• **Rows**
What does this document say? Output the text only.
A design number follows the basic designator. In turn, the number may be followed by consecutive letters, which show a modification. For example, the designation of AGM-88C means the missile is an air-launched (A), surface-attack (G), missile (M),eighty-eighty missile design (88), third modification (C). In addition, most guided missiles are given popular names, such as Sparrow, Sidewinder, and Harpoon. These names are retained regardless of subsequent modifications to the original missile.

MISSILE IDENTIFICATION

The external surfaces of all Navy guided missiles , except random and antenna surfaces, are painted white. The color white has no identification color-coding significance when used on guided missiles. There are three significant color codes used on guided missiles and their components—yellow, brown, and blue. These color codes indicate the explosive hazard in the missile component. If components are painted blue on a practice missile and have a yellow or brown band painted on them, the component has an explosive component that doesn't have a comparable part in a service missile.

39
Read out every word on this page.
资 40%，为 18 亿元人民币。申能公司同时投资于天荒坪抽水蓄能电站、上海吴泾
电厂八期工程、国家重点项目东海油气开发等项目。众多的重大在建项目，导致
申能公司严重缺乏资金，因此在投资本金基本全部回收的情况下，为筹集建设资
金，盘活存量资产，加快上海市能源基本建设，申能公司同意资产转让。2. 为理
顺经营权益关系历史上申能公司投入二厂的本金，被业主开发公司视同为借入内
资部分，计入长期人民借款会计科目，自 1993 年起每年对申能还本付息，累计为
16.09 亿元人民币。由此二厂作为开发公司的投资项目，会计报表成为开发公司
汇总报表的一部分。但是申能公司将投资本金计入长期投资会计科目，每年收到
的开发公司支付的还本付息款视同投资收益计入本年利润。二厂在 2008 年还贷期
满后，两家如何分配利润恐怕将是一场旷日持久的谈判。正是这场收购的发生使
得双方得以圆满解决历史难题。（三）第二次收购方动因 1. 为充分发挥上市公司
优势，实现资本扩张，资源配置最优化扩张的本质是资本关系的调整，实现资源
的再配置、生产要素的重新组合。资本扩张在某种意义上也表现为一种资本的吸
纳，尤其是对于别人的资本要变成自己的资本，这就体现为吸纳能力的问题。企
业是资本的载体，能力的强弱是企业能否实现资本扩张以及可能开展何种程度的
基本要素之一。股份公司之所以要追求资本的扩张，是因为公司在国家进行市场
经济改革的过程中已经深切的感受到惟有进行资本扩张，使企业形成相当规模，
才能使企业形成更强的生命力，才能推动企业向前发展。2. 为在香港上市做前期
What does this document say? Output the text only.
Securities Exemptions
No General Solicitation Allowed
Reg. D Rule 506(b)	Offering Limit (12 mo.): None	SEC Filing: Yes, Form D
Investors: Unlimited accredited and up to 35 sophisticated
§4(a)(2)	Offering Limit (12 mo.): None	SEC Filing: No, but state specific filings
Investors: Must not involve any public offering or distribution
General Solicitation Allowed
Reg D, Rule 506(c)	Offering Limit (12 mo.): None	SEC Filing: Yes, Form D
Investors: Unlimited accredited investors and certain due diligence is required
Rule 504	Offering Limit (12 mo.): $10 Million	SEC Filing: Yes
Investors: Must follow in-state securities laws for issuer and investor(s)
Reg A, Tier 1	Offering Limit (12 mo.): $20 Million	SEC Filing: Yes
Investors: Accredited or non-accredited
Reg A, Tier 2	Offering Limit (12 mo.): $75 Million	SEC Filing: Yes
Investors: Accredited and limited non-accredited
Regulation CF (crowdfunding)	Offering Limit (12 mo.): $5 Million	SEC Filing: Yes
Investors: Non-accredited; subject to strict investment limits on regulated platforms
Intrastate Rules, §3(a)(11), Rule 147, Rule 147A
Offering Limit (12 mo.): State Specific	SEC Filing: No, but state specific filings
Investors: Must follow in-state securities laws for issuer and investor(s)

• **Directive**
Pick out, from the lines above, every one that contains the string "Unlimited".

• **Written solution**
Investors: Unlimited accredited and up to 35 sophisticated
Investors: Unlimited accredited investors and certain due diligence is required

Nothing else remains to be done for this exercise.